◆ Given exercise
Scan the data below for the string "Penyakit". Show every line where it turns up.

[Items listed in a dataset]
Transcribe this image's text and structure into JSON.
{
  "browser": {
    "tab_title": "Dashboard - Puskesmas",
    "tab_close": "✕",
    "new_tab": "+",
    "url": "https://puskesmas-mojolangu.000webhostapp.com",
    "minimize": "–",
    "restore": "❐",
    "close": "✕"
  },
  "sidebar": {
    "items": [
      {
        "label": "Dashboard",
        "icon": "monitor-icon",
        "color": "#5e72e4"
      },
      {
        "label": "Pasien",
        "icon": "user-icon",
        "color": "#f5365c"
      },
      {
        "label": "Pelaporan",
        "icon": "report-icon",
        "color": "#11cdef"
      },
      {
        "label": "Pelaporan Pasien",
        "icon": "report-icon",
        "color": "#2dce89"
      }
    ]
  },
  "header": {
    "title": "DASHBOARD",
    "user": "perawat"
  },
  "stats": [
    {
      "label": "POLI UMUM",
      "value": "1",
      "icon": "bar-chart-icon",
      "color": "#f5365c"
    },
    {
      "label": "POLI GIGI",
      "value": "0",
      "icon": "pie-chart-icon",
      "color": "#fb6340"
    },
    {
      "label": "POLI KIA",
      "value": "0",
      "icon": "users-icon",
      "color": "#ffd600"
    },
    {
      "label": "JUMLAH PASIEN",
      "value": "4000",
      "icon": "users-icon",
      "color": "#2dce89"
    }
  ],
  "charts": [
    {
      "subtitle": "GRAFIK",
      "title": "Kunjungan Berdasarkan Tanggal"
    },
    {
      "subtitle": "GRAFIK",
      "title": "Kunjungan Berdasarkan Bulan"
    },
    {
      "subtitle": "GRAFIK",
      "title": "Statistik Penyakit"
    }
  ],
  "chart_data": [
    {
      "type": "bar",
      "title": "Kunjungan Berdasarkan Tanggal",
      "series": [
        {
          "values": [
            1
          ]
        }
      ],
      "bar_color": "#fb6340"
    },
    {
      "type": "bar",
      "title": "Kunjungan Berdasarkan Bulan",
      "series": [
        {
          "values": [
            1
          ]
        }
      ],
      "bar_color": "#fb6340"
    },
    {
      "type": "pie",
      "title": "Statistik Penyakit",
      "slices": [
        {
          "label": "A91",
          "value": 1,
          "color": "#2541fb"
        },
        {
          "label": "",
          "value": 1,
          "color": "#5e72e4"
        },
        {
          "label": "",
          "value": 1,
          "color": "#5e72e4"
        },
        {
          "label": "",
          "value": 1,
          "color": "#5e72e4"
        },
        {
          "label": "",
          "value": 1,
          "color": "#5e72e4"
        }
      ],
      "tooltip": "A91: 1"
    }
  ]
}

◆ The completed task
      "title": "Statistik Penyakit"
      "title": "Statistik Penyakit",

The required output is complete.